What needs to be done ▸
What is the number of lines in these entries that contain "derechos"? State it alone.

Material shown ▸

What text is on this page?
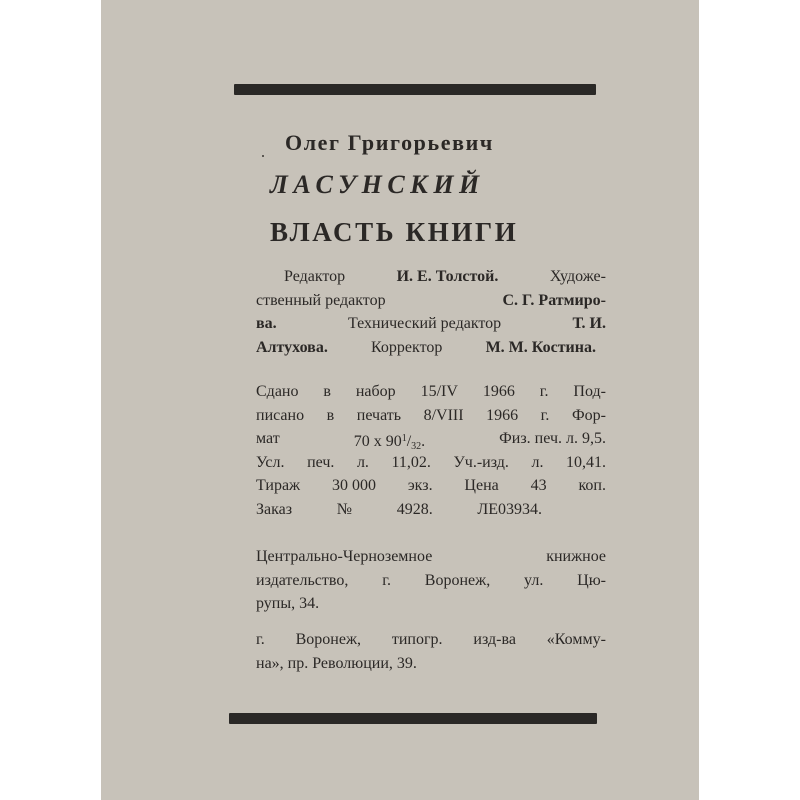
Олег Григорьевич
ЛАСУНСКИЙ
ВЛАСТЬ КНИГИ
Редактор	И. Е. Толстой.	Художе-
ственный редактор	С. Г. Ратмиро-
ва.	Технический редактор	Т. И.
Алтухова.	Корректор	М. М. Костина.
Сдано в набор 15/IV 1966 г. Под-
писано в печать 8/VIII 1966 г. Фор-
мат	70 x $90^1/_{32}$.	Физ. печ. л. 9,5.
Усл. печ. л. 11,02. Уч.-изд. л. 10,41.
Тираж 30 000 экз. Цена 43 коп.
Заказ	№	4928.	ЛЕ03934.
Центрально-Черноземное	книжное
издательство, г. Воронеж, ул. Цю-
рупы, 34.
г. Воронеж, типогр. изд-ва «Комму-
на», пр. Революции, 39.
...
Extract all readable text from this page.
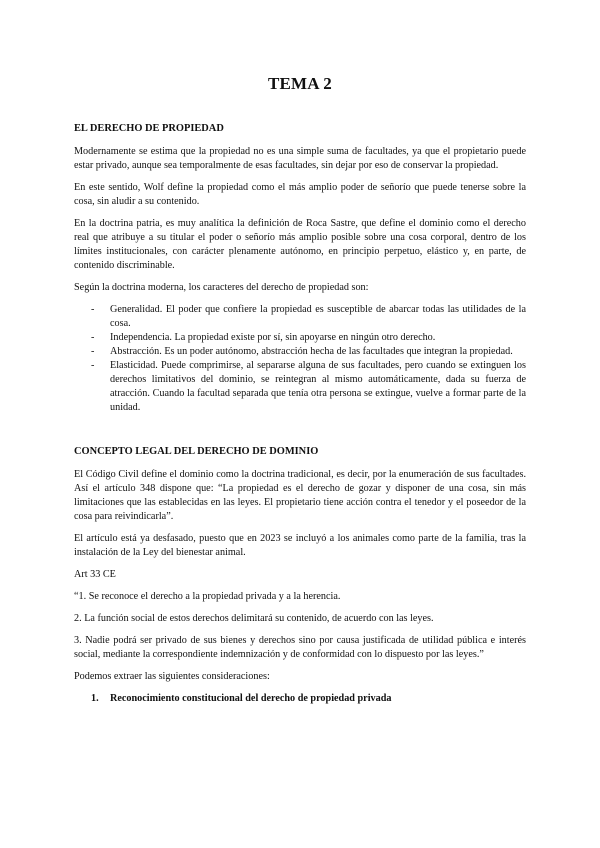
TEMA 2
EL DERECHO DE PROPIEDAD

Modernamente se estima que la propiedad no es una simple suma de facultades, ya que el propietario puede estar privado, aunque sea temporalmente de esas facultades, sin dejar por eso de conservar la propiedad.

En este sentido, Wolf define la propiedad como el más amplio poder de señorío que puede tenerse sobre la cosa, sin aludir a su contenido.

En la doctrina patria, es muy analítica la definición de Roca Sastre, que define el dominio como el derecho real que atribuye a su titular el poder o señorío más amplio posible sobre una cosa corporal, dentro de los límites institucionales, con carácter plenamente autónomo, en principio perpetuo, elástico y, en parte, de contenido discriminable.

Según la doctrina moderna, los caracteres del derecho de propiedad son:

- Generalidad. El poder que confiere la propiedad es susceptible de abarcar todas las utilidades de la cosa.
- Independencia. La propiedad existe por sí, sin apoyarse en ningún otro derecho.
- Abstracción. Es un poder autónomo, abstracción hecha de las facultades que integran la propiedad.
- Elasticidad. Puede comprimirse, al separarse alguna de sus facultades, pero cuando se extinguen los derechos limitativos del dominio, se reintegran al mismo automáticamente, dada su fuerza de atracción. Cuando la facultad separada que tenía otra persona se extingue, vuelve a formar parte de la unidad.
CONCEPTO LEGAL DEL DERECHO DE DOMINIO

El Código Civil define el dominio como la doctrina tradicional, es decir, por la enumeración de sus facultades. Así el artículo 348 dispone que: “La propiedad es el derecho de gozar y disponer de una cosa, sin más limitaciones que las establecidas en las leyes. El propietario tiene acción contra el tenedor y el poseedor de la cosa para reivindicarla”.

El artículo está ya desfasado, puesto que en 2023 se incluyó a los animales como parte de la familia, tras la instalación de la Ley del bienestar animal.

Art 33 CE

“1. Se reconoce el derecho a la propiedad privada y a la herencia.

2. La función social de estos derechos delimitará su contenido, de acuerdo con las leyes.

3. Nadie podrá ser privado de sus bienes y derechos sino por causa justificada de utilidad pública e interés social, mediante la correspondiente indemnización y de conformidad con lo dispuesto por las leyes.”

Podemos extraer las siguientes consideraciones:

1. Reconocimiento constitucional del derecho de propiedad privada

The output ▸
3